**Information provided**
** start **

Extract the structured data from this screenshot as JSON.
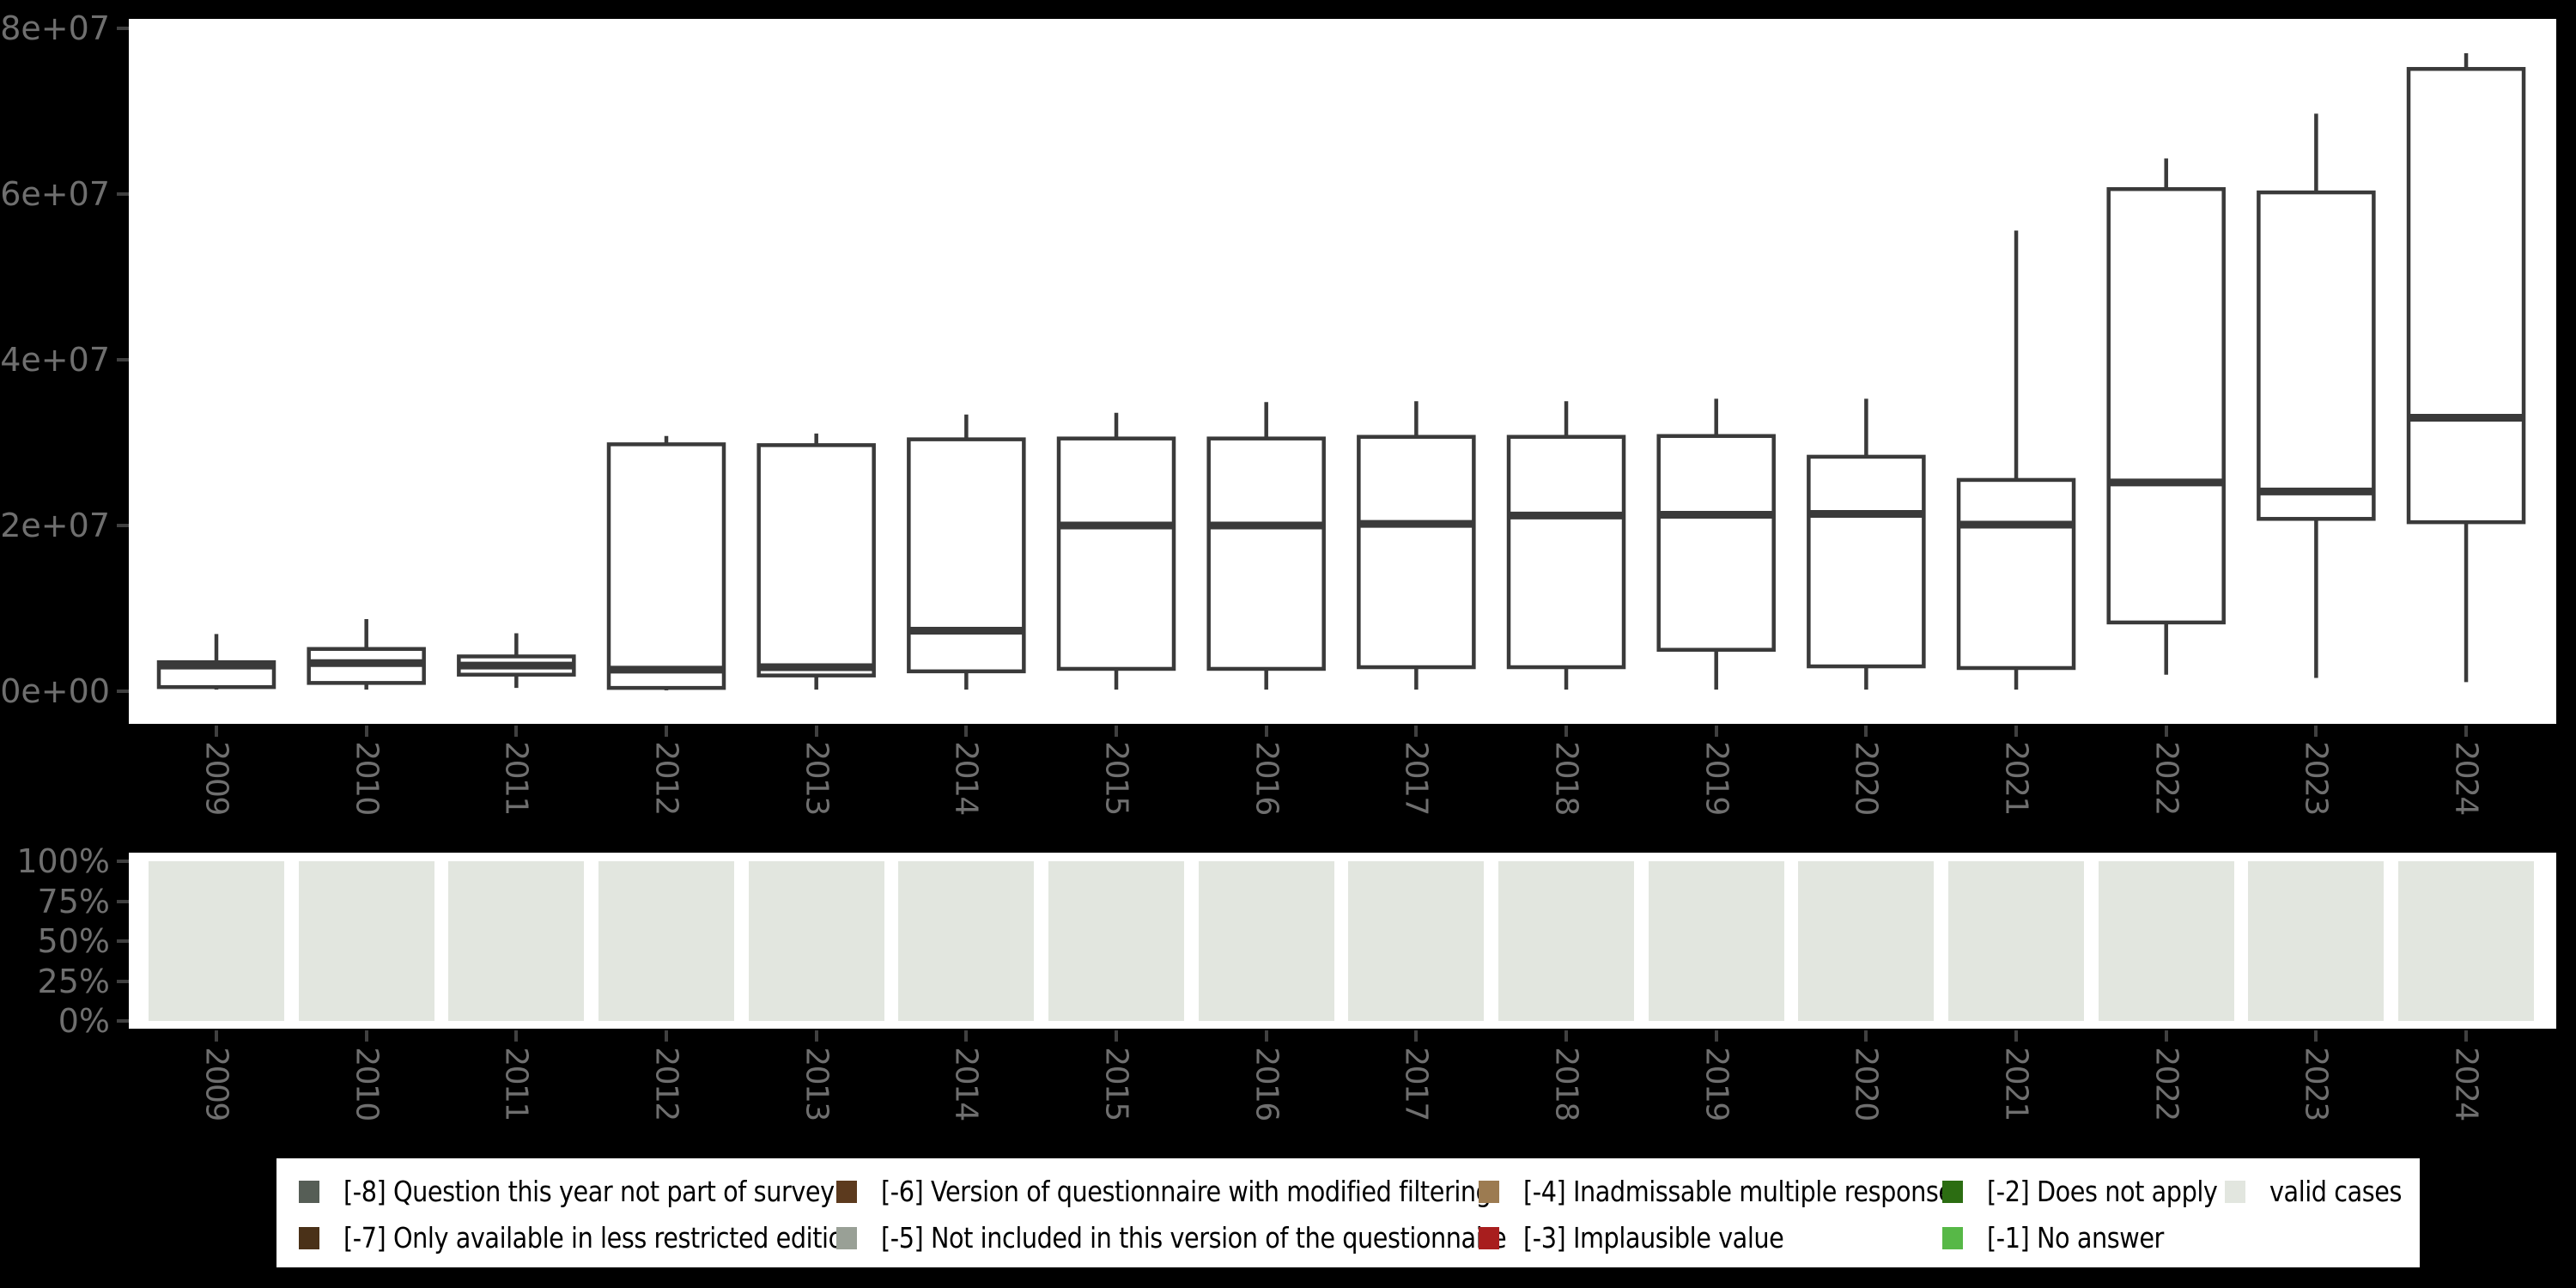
{
  "colors": {
    "background": "#000000",
    "panel": "#ffffff",
    "box_stroke": "#3a3a3a",
    "axis_label_text": "#6f6f6f",
    "tick_mark": "#404040",
    "legend_bg": "#ffffff",
    "legend_text": "#000000",
    "valid_fill": "#e2e6df"
  },
  "years": [
    "2009",
    "2010",
    "2011",
    "2012",
    "2013",
    "2014",
    "2015",
    "2016",
    "2017",
    "2018",
    "2019",
    "2020",
    "2021",
    "2022",
    "2023",
    "2024"
  ],
  "top_axis": {
    "tick_labels": [
      "0e+00",
      "2e+07",
      "4e+07",
      "6e+07",
      "8e+07"
    ],
    "tick_values": [
      0,
      20000000,
      40000000,
      60000000,
      80000000
    ]
  },
  "bottom_axis": {
    "tick_labels": [
      "0%",
      "25%",
      "50%",
      "75%",
      "100%"
    ],
    "tick_values": [
      0,
      25,
      50,
      75,
      100
    ]
  },
  "chart_data": [
    {
      "type": "boxplot",
      "title": "",
      "xlabel": "",
      "ylabel": "",
      "categories": [
        "2009",
        "2010",
        "2011",
        "2012",
        "2013",
        "2014",
        "2015",
        "2016",
        "2017",
        "2018",
        "2019",
        "2020",
        "2021",
        "2022",
        "2023",
        "2024"
      ],
      "ylim": [
        -5000000,
        81500000
      ],
      "yticks": [
        0,
        20000000,
        40000000,
        60000000,
        80000000
      ],
      "grid": false,
      "series": [
        {
          "year": "2009",
          "whisker_low": 200000,
          "q1": 500000,
          "median": 3100000,
          "q3": 3500000,
          "whisker_high": 6900000
        },
        {
          "year": "2010",
          "whisker_low": 200000,
          "q1": 1000000,
          "median": 3400000,
          "q3": 5100000,
          "whisker_high": 8700000
        },
        {
          "year": "2011",
          "whisker_low": 400000,
          "q1": 2000000,
          "median": 3100000,
          "q3": 4200000,
          "whisker_high": 7000000
        },
        {
          "year": "2012",
          "whisker_low": 100000,
          "q1": 400000,
          "median": 2600000,
          "q3": 29800000,
          "whisker_high": 30800000
        },
        {
          "year": "2013",
          "whisker_low": 200000,
          "q1": 1900000,
          "median": 2900000,
          "q3": 29700000,
          "whisker_high": 31100000
        },
        {
          "year": "2014",
          "whisker_low": 200000,
          "q1": 2400000,
          "median": 7300000,
          "q3": 30400000,
          "whisker_high": 33400000
        },
        {
          "year": "2015",
          "whisker_low": 200000,
          "q1": 2700000,
          "median": 20000000,
          "q3": 30500000,
          "whisker_high": 33600000
        },
        {
          "year": "2016",
          "whisker_low": 200000,
          "q1": 2700000,
          "median": 20000000,
          "q3": 30500000,
          "whisker_high": 34900000
        },
        {
          "year": "2017",
          "whisker_low": 200000,
          "q1": 2900000,
          "median": 20200000,
          "q3": 30700000,
          "whisker_high": 35000000
        },
        {
          "year": "2018",
          "whisker_low": 200000,
          "q1": 2900000,
          "median": 21200000,
          "q3": 30700000,
          "whisker_high": 35000000
        },
        {
          "year": "2019",
          "whisker_low": 200000,
          "q1": 5000000,
          "median": 21300000,
          "q3": 30800000,
          "whisker_high": 35300000
        },
        {
          "year": "2020",
          "whisker_low": 200000,
          "q1": 3000000,
          "median": 21400000,
          "q3": 28300000,
          "whisker_high": 35300000
        },
        {
          "year": "2021",
          "whisker_low": 200000,
          "q1": 2800000,
          "median": 20100000,
          "q3": 25500000,
          "whisker_high": 55600000
        },
        {
          "year": "2022",
          "whisker_low": 2000000,
          "q1": 8300000,
          "median": 25200000,
          "q3": 60600000,
          "whisker_high": 64300000
        },
        {
          "year": "2023",
          "whisker_low": 1600000,
          "q1": 20800000,
          "median": 24100000,
          "q3": 60200000,
          "whisker_high": 69700000
        },
        {
          "year": "2024",
          "whisker_low": 1100000,
          "q1": 20400000,
          "median": 33000000,
          "q3": 75100000,
          "whisker_high": 77000000
        }
      ]
    },
    {
      "type": "bar",
      "stacked": true,
      "unit": "percent",
      "title": "",
      "categories": [
        "2009",
        "2010",
        "2011",
        "2012",
        "2013",
        "2014",
        "2015",
        "2016",
        "2017",
        "2018",
        "2019",
        "2020",
        "2021",
        "2022",
        "2023",
        "2024"
      ],
      "ylim": [
        0,
        100
      ],
      "yticks_labels": [
        "0%",
        "25%",
        "50%",
        "75%",
        "100%"
      ],
      "series": [
        {
          "name": "valid cases",
          "color": "#e2e6df",
          "values": [
            100,
            100,
            100,
            100,
            100,
            100,
            100,
            100,
            100,
            100,
            100,
            100,
            100,
            100,
            100,
            100
          ]
        }
      ]
    }
  ],
  "legend": {
    "rows": [
      [
        {
          "code": "-8",
          "label": "[-8] Question this year not part of survey",
          "color": "#565e56"
        },
        {
          "code": "-6",
          "label": "[-6] Version of questionnaire with modified filtering",
          "color": "#5c3a1e"
        },
        {
          "code": "-4",
          "label": "[-4] Inadmissable multiple response",
          "color": "#9c7b51"
        },
        {
          "code": "-2",
          "label": "[-2] Does not apply",
          "color": "#2c6d12"
        },
        {
          "code": "valid",
          "label": "valid cases",
          "color": "#e2e6df"
        }
      ],
      [
        {
          "code": "-7",
          "label": "[-7] Only available in less restricted edition",
          "color": "#4a3118"
        },
        {
          "code": "-5",
          "label": "[-5] Not included in this version of the questionnaire",
          "color": "#99a096"
        },
        {
          "code": "-3",
          "label": "[-3] Implausible value",
          "color": "#a81e1e"
        },
        {
          "code": "-1",
          "label": "[-1] No answer",
          "color": "#57b847"
        }
      ]
    ]
  }
}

** end **

**Set exercise**
Leave out the pictures and give the rest of the records again exactly.

**Output below**
Extract the structured data from this screenshot as JSON.
{
  "colors": {
    "background": "#000000",
    "panel": "#ffffff",
    "box_stroke": "#3a3a3a",
    "axis_label_text": "#6f6f6f",
    "tick_mark": "#404040",
    "legend_bg": "#ffffff",
    "legend_text": "#000000",
    "valid_fill": "#e2e6df"
  },
  "years": [
    "2009",
    "2010",
    "2011",
    "2012",
    "2013",
    "2014",
    "2015",
    "2016",
    "2017",
    "2018",
    "2019",
    "2020",
    "2021",
    "2022",
    "2023",
    "2024"
  ],
  "top_axis": {
    "tick_labels": [
      "0e+00",
      "2e+07",
      "4e+07",
      "6e+07",
      "8e+07"
    ],
    "tick_values": [
      0,
      20000000,
      40000000,
      60000000,
      80000000
    ]
  },
  "bottom_axis": {
    "tick_labels": [
      "0%",
      "25%",
      "50%",
      "75%",
      "100%"
    ],
    "tick_values": [
      0,
      25,
      50,
      75,
      100
    ]
  },
  "chart_data": [
    {
      "type": "boxplot",
      "title": "",
      "xlabel": "",
      "ylabel": "",
      "categories": [
        "2009",
        "2010",
        "2011",
        "2012",
        "2013",
        "2014",
        "2015",
        "2016",
        "2017",
        "2018",
        "2019",
        "2020",
        "2021",
        "2022",
        "2023",
        "2024"
      ],
      "ylim": [
        -5000000,
        81500000
      ],
      "yticks": [
        0,
        20000000,
        40000000,
        60000000,
        80000000
      ],
      "grid": false,
      "series": [
        {
          "year": "2009",
          "whisker_low": 200000,
          "q1": 500000,
          "median": 3100000,
          "q3": 3500000,
          "whisker_high": 6900000
        },
        {
          "year": "2010",
          "whisker_low": 200000,
          "q1": 1000000,
          "median": 3400000,
          "q3": 5100000,
          "whisker_high": 8700000
        },
        {
          "year": "2011",
          "whisker_low": 400000,
          "q1": 2000000,
          "median": 3100000,
          "q3": 4200000,
          "whisker_high": 7000000
        },
        {
          "year": "2012",
          "whisker_low": 100000,
          "q1": 400000,
          "median": 2600000,
          "q3": 29800000,
          "whisker_high": 30800000
        },
        {
          "year": "2013",
          "whisker_low": 200000,
          "q1": 1900000,
          "median": 2900000,
          "q3": 29700000,
          "whisker_high": 31100000
        },
        {
          "year": "2014",
          "whisker_low": 200000,
          "q1": 2400000,
          "median": 7300000,
          "q3": 30400000,
          "whisker_high": 33400000
        },
        {
          "year": "2015",
          "whisker_low": 200000,
          "q1": 2700000,
          "median": 20000000,
          "q3": 30500000,
          "whisker_high": 33600000
        },
        {
          "year": "2016",
          "whisker_low": 200000,
          "q1": 2700000,
          "median": 20000000,
          "q3": 30500000,
          "whisker_high": 34900000
        },
        {
          "year": "2017",
          "whisker_low": 200000,
          "q1": 2900000,
          "median": 20200000,
          "q3": 30700000,
          "whisker_high": 35000000
        },
        {
          "year": "2018",
          "whisker_low": 200000,
          "q1": 2900000,
          "median": 21200000,
          "q3": 30700000,
          "whisker_high": 35000000
        },
        {
          "year": "2019",
          "whisker_low": 200000,
          "q1": 5000000,
          "median": 21300000,
          "q3": 30800000,
          "whisker_high": 35300000
        },
        {
          "year": "2020",
          "whisker_low": 200000,
          "q1": 3000000,
          "median": 21400000,
          "q3": 28300000,
          "whisker_high": 35300000
        },
        {
          "year": "2021",
          "whisker_low": 200000,
          "q1": 2800000,
          "median": 20100000,
          "q3": 25500000,
          "whisker_high": 55600000
        },
        {
          "year": "2022",
          "whisker_low": 2000000,
          "q1": 8300000,
          "median": 25200000,
          "q3": 60600000,
          "whisker_high": 64300000
        },
        {
          "year": "2023",
          "whisker_low": 1600000,
          "q1": 20800000,
          "median": 24100000,
          "q3": 60200000,
          "whisker_high": 69700000
        },
        {
          "year": "2024",
          "whisker_low": 1100000,
          "q1": 20400000,
          "median": 33000000,
          "q3": 75100000,
          "whisker_high": 77000000
        }
      ]
    },
    {
      "type": "bar",
      "stacked": true,
      "unit": "percent",
      "title": "",
      "categories": [
        "2009",
        "2010",
        "2011",
        "2012",
        "2013",
        "2014",
        "2015",
        "2016",
        "2017",
        "2018",
        "2019",
        "2020",
        "2021",
        "2022",
        "2023",
        "2024"
      ],
      "ylim": [
        0,
        100
      ],
      "yticks_labels": [
        "0%",
        "25%",
        "50%",
        "75%",
        "100%"
      ],
      "series": [
        {
          "name": "valid cases",
          "color": "#e2e6df",
          "values": [
            100,
            100,
            100,
            100,
            100,
            100,
            100,
            100,
            100,
            100,
            100,
            100,
            100,
            100,
            100,
            100
          ]
        }
      ]
    }
  ],
  "legend": {
    "rows": [
      [
        {
          "code": "-8",
          "label": "[-8] Question this year not part of survey",
          "color": "#565e56"
        },
        {
          "code": "-6",
          "label": "[-6] Version of questionnaire with modified filtering",
          "color": "#5c3a1e"
        },
        {
          "code": "-4",
          "label": "[-4] Inadmissable multiple response",
          "color": "#9c7b51"
        },
        {
          "code": "-2",
          "label": "[-2] Does not apply",
          "color": "#2c6d12"
        },
        {
          "code": "valid",
          "label": "valid cases",
          "color": "#e2e6df"
        }
      ],
      [
        {
          "code": "-7",
          "label": "[-7] Only available in less restricted edition",
          "color": "#4a3118"
        },
        {
          "code": "-5",
          "label": "[-5] Not included in this version of the questionnaire",
          "color": "#99a096"
        },
        {
          "code": "-3",
          "label": "[-3] Implausible value",
          "color": "#a81e1e"
        },
        {
          "code": "-1",
          "label": "[-1] No answer",
          "color": "#57b847"
        }
      ]
    ]
  }
}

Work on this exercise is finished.